[Stored entries]
★ ★ ★ ★
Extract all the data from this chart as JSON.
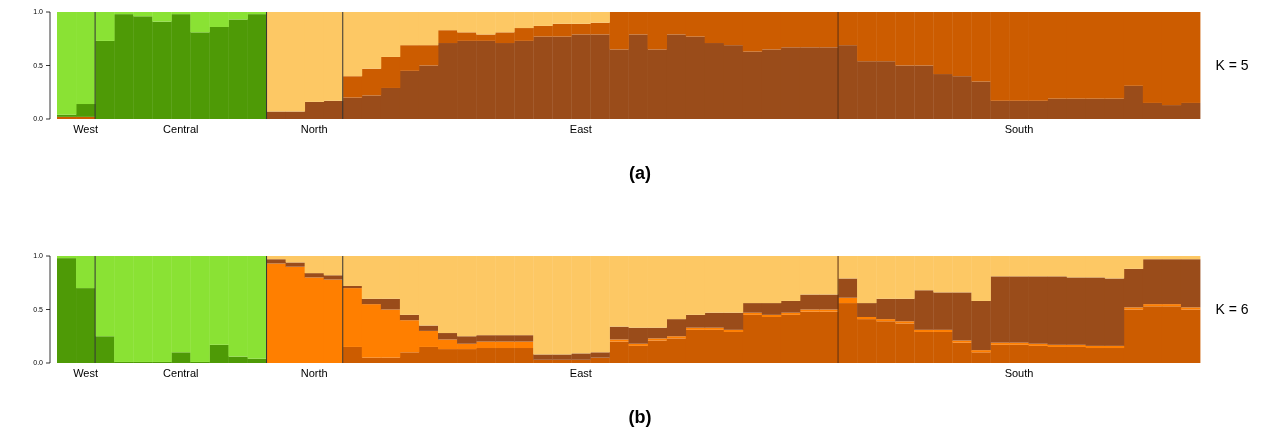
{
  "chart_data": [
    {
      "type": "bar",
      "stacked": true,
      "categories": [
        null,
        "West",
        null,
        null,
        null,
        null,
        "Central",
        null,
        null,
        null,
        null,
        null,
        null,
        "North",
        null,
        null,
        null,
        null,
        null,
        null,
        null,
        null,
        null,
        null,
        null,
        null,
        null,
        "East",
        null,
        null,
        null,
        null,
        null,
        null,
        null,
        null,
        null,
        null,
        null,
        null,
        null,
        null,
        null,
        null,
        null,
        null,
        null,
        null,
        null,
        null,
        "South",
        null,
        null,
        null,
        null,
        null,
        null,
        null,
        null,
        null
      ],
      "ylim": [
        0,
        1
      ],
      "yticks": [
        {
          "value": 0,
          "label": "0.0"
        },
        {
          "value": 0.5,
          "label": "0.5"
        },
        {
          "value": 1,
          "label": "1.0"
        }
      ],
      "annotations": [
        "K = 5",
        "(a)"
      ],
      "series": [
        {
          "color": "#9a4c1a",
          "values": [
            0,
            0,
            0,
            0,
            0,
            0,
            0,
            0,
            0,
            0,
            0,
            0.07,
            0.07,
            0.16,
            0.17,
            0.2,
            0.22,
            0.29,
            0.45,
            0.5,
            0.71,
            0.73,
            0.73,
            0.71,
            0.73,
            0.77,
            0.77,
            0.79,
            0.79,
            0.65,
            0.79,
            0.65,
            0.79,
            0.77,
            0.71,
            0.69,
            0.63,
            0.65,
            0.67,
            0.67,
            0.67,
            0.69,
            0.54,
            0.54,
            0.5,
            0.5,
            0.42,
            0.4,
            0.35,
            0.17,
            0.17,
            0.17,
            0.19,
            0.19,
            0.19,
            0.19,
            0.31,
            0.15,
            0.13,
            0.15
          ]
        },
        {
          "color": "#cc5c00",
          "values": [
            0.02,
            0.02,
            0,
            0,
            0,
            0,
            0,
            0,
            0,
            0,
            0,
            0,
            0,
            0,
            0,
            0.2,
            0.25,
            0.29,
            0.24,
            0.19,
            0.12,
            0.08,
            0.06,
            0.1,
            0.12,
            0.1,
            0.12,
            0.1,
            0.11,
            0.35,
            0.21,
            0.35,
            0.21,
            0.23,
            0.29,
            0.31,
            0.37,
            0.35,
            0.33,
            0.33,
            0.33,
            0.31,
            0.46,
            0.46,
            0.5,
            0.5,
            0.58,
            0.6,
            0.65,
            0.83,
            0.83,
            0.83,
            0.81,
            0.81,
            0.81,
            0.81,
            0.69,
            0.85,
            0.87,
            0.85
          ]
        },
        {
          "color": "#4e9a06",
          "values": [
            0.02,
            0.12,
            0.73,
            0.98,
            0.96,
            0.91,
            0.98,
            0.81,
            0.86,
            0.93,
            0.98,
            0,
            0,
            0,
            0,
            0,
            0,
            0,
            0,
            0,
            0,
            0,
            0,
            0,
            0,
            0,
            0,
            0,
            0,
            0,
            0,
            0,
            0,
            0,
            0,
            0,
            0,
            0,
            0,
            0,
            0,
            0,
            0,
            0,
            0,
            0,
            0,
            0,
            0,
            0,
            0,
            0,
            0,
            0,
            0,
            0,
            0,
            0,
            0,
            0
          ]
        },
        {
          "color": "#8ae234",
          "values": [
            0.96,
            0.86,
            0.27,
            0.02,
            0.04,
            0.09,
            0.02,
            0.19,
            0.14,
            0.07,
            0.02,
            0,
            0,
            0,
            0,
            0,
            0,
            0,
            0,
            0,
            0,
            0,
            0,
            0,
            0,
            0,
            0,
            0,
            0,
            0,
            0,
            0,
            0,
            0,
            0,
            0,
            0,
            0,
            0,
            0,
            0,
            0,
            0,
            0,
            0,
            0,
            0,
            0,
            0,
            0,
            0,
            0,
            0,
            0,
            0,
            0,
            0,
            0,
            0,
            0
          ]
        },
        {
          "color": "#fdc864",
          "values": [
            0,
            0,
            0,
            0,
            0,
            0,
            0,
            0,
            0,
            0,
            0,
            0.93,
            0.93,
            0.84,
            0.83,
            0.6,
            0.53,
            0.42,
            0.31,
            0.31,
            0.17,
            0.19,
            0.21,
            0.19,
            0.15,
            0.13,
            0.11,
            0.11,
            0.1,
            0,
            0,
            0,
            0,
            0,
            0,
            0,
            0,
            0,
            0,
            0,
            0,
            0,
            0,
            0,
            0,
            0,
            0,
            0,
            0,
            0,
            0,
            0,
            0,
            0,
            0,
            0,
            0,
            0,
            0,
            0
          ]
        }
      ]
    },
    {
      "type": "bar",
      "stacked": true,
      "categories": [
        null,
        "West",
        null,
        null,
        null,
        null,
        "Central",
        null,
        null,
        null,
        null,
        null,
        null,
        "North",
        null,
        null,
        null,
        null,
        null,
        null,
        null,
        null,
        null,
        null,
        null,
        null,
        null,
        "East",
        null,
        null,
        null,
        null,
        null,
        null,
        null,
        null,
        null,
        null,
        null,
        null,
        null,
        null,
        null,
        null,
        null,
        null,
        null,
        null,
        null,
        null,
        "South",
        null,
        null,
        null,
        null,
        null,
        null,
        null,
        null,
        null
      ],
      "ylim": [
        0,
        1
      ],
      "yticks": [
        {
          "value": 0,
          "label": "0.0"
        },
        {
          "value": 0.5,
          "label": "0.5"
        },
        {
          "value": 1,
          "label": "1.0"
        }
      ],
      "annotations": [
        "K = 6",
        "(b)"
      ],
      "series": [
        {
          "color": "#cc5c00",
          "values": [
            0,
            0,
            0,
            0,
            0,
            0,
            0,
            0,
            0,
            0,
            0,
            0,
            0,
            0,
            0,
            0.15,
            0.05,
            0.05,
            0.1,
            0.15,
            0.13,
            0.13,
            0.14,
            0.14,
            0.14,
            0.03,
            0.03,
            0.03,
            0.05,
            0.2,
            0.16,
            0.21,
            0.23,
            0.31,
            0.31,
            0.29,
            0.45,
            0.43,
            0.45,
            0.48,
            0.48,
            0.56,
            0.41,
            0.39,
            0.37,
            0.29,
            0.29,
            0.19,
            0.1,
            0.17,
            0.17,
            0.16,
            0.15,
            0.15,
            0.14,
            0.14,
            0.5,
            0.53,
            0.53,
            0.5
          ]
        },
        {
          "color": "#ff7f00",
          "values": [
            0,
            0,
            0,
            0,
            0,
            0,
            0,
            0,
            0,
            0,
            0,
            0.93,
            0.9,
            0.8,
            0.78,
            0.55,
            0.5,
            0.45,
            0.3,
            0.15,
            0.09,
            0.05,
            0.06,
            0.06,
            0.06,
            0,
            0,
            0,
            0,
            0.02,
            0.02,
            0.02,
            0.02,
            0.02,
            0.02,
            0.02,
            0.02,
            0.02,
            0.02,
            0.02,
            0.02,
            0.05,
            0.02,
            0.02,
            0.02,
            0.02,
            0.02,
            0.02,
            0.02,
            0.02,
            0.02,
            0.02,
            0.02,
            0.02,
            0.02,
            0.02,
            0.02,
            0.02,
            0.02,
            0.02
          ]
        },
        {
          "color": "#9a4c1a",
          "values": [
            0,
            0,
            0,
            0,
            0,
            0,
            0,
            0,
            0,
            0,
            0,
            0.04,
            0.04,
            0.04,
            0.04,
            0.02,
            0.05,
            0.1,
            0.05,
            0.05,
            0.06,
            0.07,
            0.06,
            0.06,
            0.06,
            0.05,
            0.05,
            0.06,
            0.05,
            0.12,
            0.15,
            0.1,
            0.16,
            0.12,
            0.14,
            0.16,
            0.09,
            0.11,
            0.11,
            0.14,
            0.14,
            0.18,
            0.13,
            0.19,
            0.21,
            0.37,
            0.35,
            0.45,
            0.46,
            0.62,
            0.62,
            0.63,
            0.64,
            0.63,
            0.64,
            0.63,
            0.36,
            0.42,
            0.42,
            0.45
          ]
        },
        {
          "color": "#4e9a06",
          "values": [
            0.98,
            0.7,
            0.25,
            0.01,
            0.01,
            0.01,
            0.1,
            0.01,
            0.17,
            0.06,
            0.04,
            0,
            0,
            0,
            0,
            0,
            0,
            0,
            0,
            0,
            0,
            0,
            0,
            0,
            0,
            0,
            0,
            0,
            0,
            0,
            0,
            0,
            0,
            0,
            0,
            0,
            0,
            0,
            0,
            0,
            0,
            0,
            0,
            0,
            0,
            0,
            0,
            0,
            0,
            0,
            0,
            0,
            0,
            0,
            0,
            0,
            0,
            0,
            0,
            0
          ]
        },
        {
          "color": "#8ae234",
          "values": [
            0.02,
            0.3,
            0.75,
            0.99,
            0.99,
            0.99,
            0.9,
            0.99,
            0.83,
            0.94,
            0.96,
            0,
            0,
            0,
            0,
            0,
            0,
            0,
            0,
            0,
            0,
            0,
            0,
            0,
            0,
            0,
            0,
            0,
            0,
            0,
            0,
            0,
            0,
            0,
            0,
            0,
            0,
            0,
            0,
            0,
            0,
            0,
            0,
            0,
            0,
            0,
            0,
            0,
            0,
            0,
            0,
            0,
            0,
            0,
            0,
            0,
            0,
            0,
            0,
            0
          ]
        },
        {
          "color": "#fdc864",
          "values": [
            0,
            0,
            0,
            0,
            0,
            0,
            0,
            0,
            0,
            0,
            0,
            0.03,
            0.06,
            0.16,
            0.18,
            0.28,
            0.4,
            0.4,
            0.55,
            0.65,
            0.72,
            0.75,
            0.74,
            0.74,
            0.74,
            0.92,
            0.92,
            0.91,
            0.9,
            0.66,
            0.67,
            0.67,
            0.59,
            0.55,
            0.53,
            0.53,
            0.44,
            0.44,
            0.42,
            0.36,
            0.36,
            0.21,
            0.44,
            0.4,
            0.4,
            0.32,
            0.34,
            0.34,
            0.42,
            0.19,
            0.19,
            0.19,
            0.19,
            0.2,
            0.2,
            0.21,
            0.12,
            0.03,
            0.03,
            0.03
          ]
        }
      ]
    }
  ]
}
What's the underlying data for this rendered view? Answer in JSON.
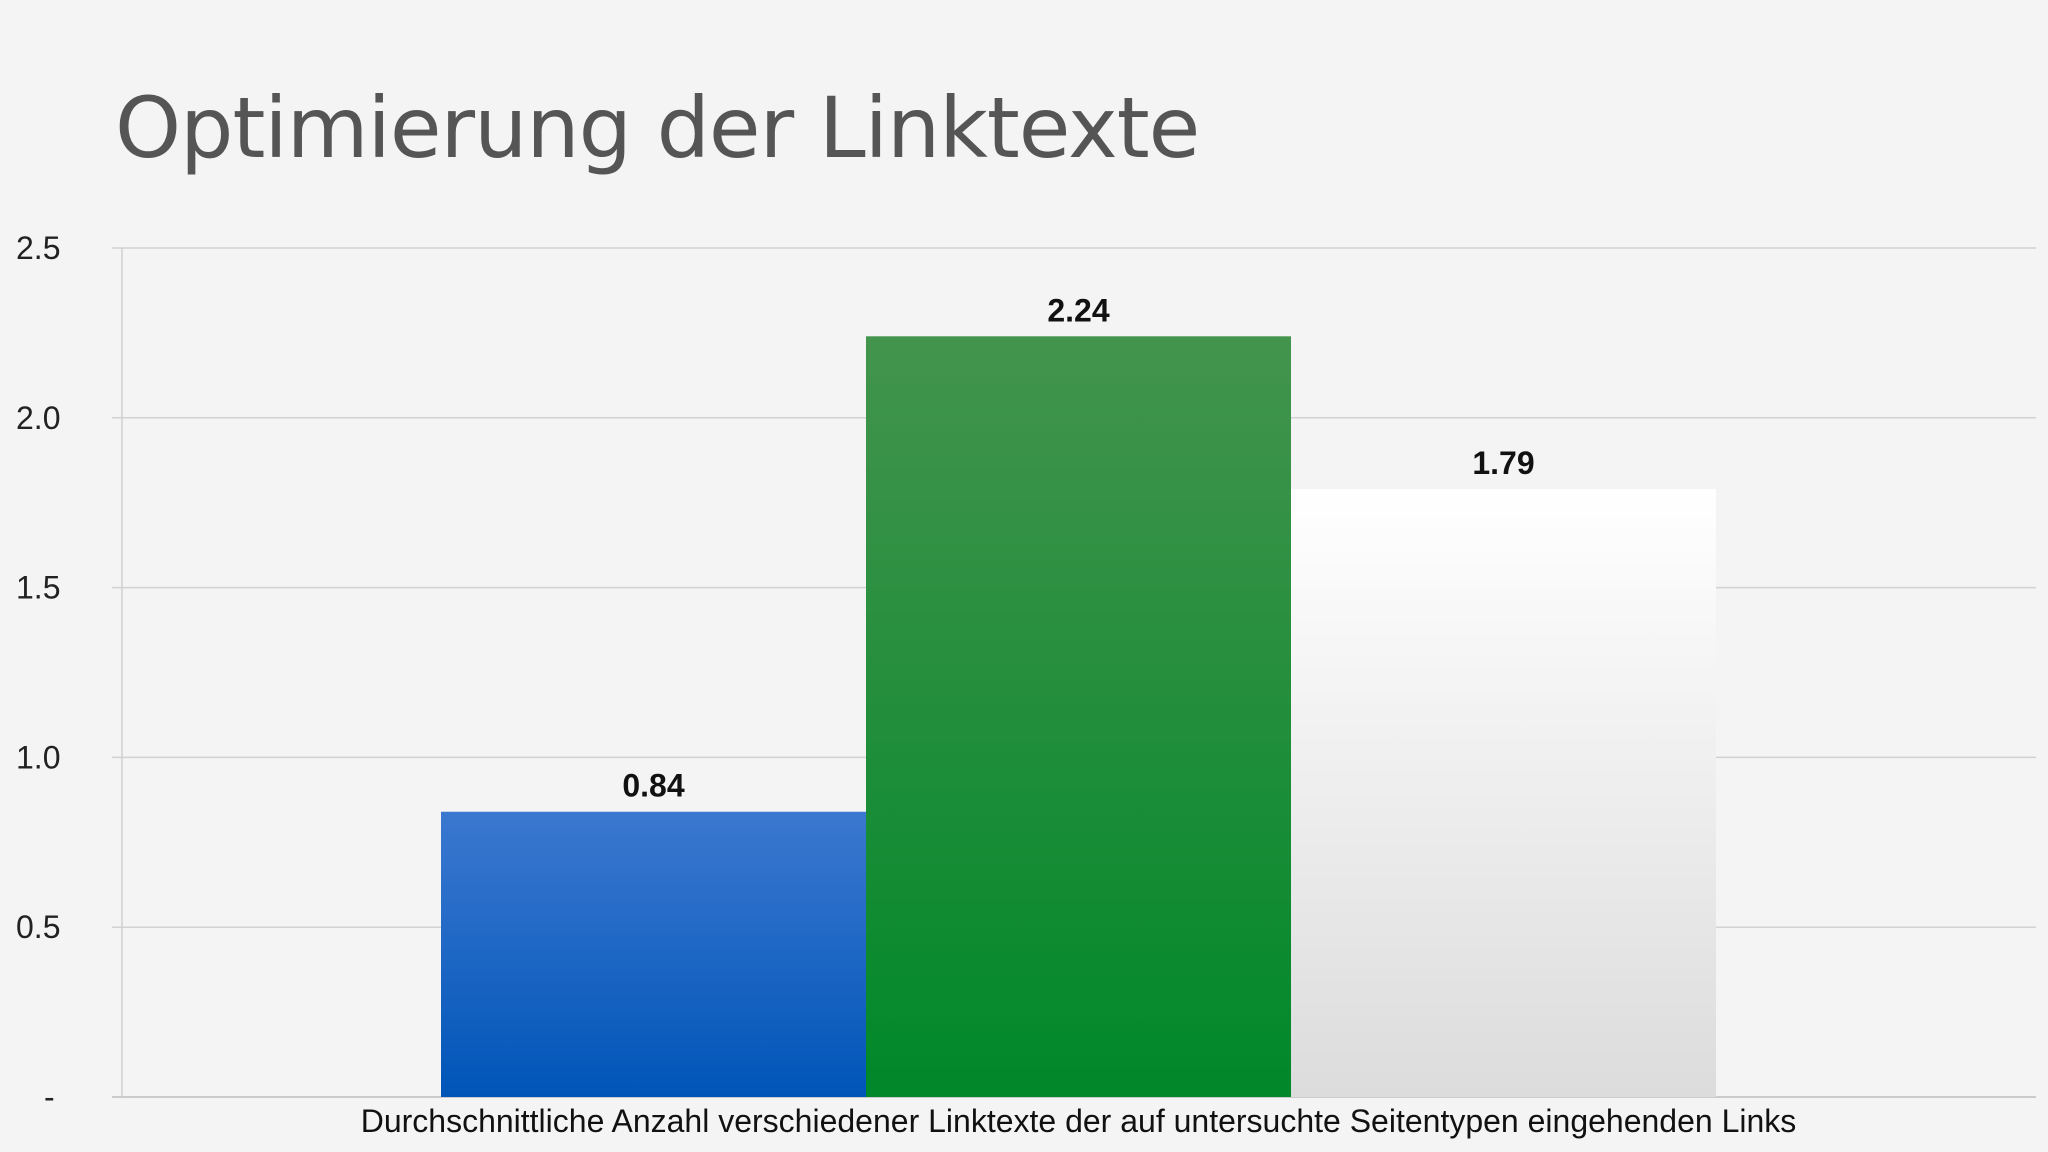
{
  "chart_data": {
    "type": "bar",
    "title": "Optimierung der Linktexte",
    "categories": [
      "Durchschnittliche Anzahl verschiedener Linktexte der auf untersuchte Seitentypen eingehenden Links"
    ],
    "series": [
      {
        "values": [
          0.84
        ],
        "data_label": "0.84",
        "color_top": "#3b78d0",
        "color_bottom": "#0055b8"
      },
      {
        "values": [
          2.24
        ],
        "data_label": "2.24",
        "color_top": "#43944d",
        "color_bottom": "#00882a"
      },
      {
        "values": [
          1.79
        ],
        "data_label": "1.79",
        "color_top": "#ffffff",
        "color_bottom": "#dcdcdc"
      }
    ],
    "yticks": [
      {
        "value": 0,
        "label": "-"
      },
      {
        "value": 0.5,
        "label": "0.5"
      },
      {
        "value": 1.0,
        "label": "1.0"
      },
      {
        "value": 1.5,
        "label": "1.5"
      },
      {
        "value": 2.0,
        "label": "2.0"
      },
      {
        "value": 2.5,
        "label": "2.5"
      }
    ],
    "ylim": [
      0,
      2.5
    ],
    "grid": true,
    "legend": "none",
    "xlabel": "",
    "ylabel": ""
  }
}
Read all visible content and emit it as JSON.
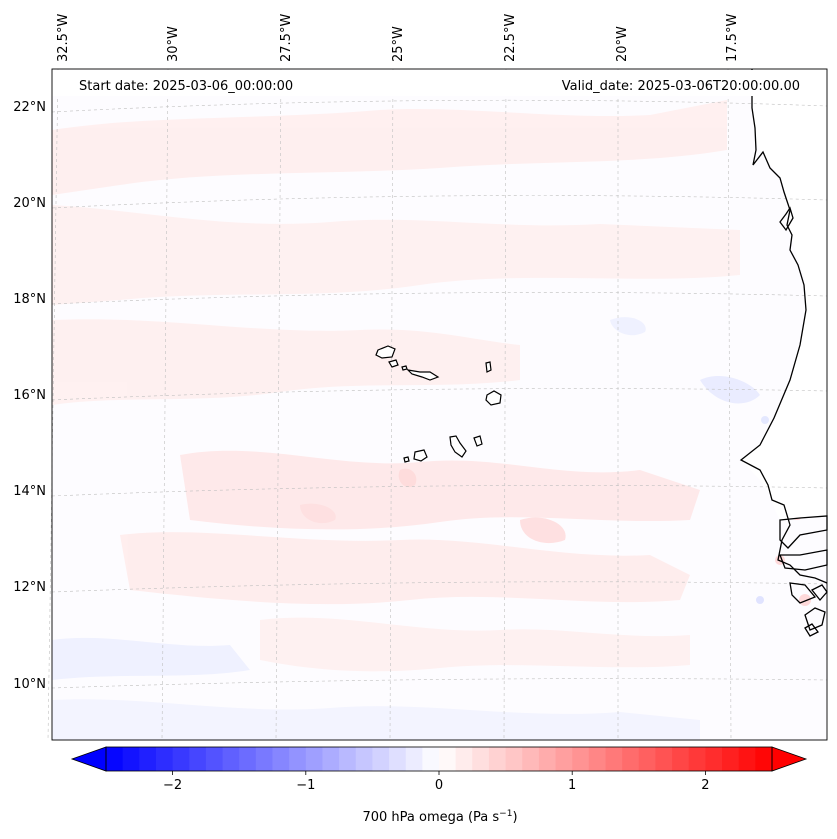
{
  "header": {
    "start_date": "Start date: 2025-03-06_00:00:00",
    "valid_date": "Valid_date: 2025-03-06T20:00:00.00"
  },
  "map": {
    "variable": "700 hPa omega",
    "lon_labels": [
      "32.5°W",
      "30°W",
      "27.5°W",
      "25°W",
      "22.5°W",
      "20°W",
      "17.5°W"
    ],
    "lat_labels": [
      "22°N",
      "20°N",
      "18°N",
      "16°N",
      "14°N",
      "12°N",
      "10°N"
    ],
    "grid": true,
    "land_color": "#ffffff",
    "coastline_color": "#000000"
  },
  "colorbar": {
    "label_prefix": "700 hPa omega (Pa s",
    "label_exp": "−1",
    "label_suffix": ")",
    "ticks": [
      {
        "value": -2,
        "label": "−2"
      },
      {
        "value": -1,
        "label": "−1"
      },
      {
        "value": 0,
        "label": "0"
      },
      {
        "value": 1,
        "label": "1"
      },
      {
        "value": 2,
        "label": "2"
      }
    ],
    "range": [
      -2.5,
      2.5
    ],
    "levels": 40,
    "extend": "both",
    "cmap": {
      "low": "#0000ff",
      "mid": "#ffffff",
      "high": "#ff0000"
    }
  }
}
★ ★ ★ ★
▸ GOAL:
Go through the listing above and locate each line that holds the word "Linktexte". Copy those lines.

▸ ANSWER:
    "title": "Optimierung der Linktexte",
      "Durchschnittliche Anzahl verschiedener Linktexte der auf untersuchte Seitentypen eingehenden Links"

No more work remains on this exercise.